>>>

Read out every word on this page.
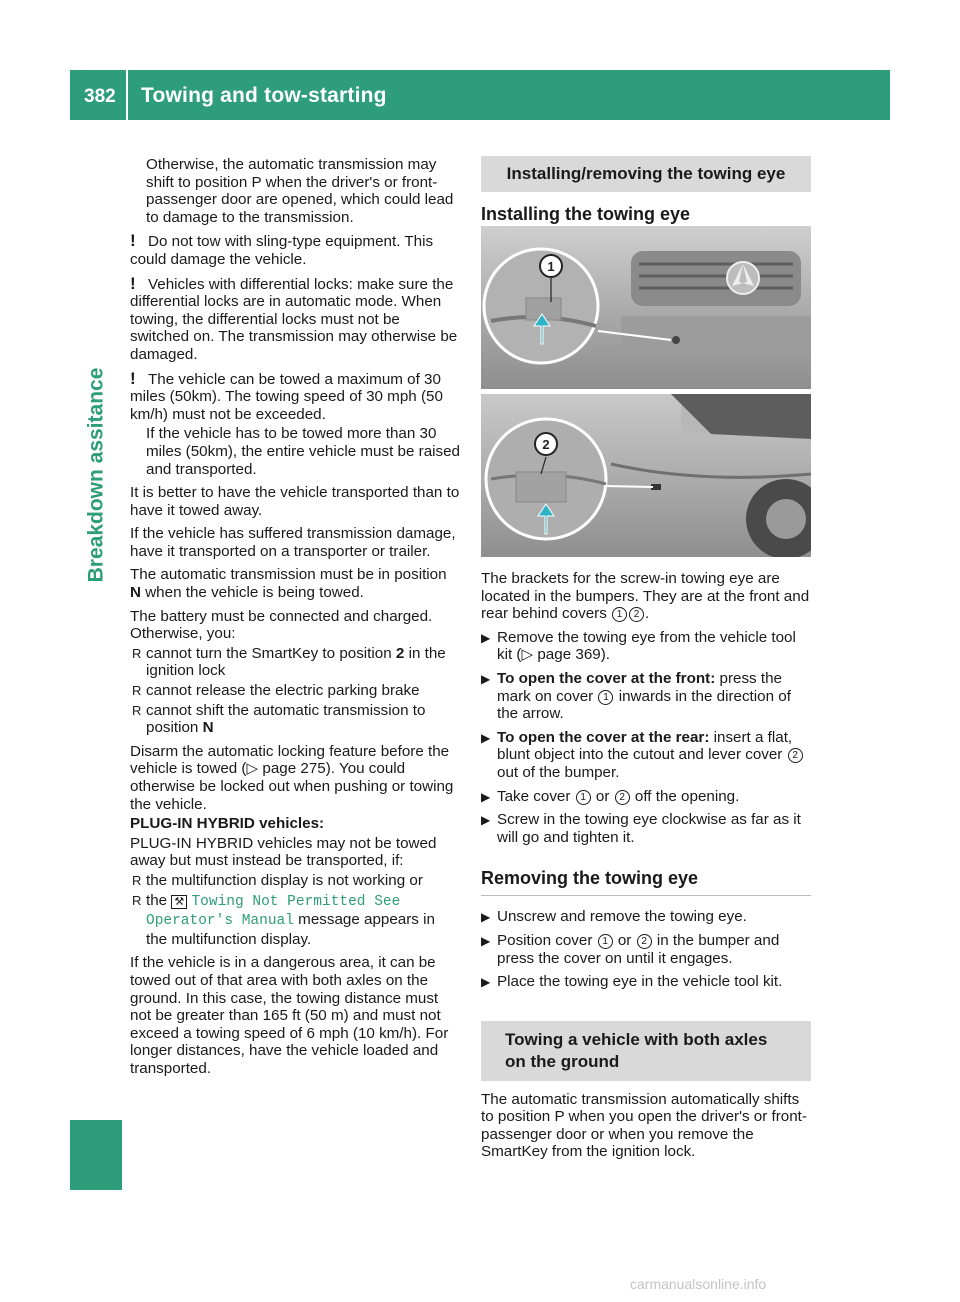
382 Towing and tow-starting
Breakdown assitance

Otherwise, the automatic transmission may shift to position P when the driver's or front-passenger door are opened, which could lead to damage to the transmission.

! Do not tow with sling-type equipment. This could damage the vehicle.

! Vehicles with differential locks: make sure the differential locks are in automatic mode. When towing, the differential locks must not be switched on. The transmission may otherwise be damaged.

! The vehicle can be towed a maximum of 30 miles (50km). The towing speed of 30 mph (50 km/h) must not be exceeded.

If the vehicle has to be towed more than 30 miles (50km), the entire vehicle must be raised and transported.

It is better to have the vehicle transported than to have it towed away.

If the vehicle has suffered transmission damage, have it transported on a transporter or trailer.

The automatic transmission must be in position N when the vehicle is being towed.

The battery must be connected and charged. Otherwise, you:

R cannot turn the SmartKey to position 2 in the ignition lock

R cannot release the electric parking brake

R cannot shift the automatic transmission to position N

Disarm the automatic locking feature before the vehicle is towed (▷ page 275). You could otherwise be locked out when pushing or towing the vehicle.

PLUG-IN HYBRID vehicles:

PLUG-IN HYBRID vehicles may not be towed away but must instead be transported, if:

R the multifunction display is not working or

R the ⚒ Towing Not Permitted See Operator's Manual message appears in the multifunction display.

If the vehicle is in a dangerous area, it can be towed out of that area with both axles on the ground. In this case, the towing distance must not be greater than 165 ft (50 m) and must not exceed a towing speed of 6 mph (10 km/h). For longer distances, have the vehicle loaded and transported.

Installing/removing the towing eye
Installing the towing eye
1
2

The brackets for the screw-in towing eye are located in the bumpers. They are at the front and rear behind covers 1 2 .

▶ Remove the towing eye from the vehicle tool kit (▷ page 369).

▶ To open the cover at the front: press the mark on cover 1 inwards in the direction of the arrow.

▶ To open the cover at the rear: insert a flat, blunt object into the cutout and lever cover 2 out of the bumper.

▶ Take cover 1 or 2 off the opening.

▶ Screw in the towing eye clockwise as far as it will go and tighten it.

Removing the towing eye

▶ Unscrew and remove the towing eye.

▶ Position cover 1 or 2 in the bumper and press the cover on until it engages.

▶ Place the towing eye in the vehicle tool kit.

Towing a vehicle with both axles on the ground

The automatic transmission automatically shifts to position P when you open the driver's or front-passenger door or when you remove the SmartKey from the ignition lock.

carmanualsonline.info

<<<

### YOUR GOAL:
Quote each entry above verbatim and drop the pictures.

### SOLVED PROBLEM:
Read out every word on this page.
382 Towing and tow-starting
Breakdown assitance

Otherwise, the automatic transmission may shift to position P when the driver's or front-passenger door are opened, which could lead to damage to the transmission.

! Do not tow with sling-type equipment. This could damage the vehicle.

! Vehicles with differential locks: make sure the differential locks are in automatic mode. When towing, the differential locks must not be switched on. The transmission may otherwise be damaged.

! The vehicle can be towed a maximum of 30 miles (50km). The towing speed of 30 mph (50 km/h) must not be exceeded.

If the vehicle has to be towed more than 30 miles (50km), the entire vehicle must be raised and transported.

It is better to have the vehicle transported than to have it towed away.

If the vehicle has suffered transmission damage, have it transported on a transporter or trailer.

The automatic transmission must be in position N when the vehicle is being towed.

The battery must be connected and charged. Otherwise, you:

R cannot turn the SmartKey to position 2 in the ignition lock

R cannot release the electric parking brake

R cannot shift the automatic transmission to position N

Disarm the automatic locking feature before the vehicle is towed (▷ page 275). You could otherwise be locked out when pushing or towing the vehicle.

PLUG-IN HYBRID vehicles:

PLUG-IN HYBRID vehicles may not be towed away but must instead be transported, if:

R the multifunction display is not working or

R the ⚒ Towing Not Permitted See Operator's Manual message appears in the multifunction display.

If the vehicle is in a dangerous area, it can be towed out of that area with both axles on the ground. In this case, the towing distance must not be greater than 165 ft (50 m) and must not exceed a towing speed of 6 mph (10 km/h). For longer distances, have the vehicle loaded and transported.

Installing/removing the towing eye
Installing the towing eye
1
2

The brackets for the screw-in towing eye are located in the bumpers. They are at the front and rear behind covers 1 2 .

▶ Remove the towing eye from the vehicle tool kit (▷ page 369).

▶ To open the cover at the front: press the mark on cover 1 inwards in the direction of the arrow.

▶ To open the cover at the rear: insert a flat, blunt object into the cutout and lever cover 2 out of the bumper.

▶ Take cover 1 or 2 off the opening.

▶ Screw in the towing eye clockwise as far as it will go and tighten it.

Removing the towing eye

▶ Unscrew and remove the towing eye.

▶ Position cover 1 or 2 in the bumper and press the cover on until it engages.

▶ Place the towing eye in the vehicle tool kit.

Towing a vehicle with both axles on the ground

The automatic transmission automatically shifts to position P when you open the driver's or front-passenger door or when you remove the SmartKey from the ignition lock.

carmanualsonline.info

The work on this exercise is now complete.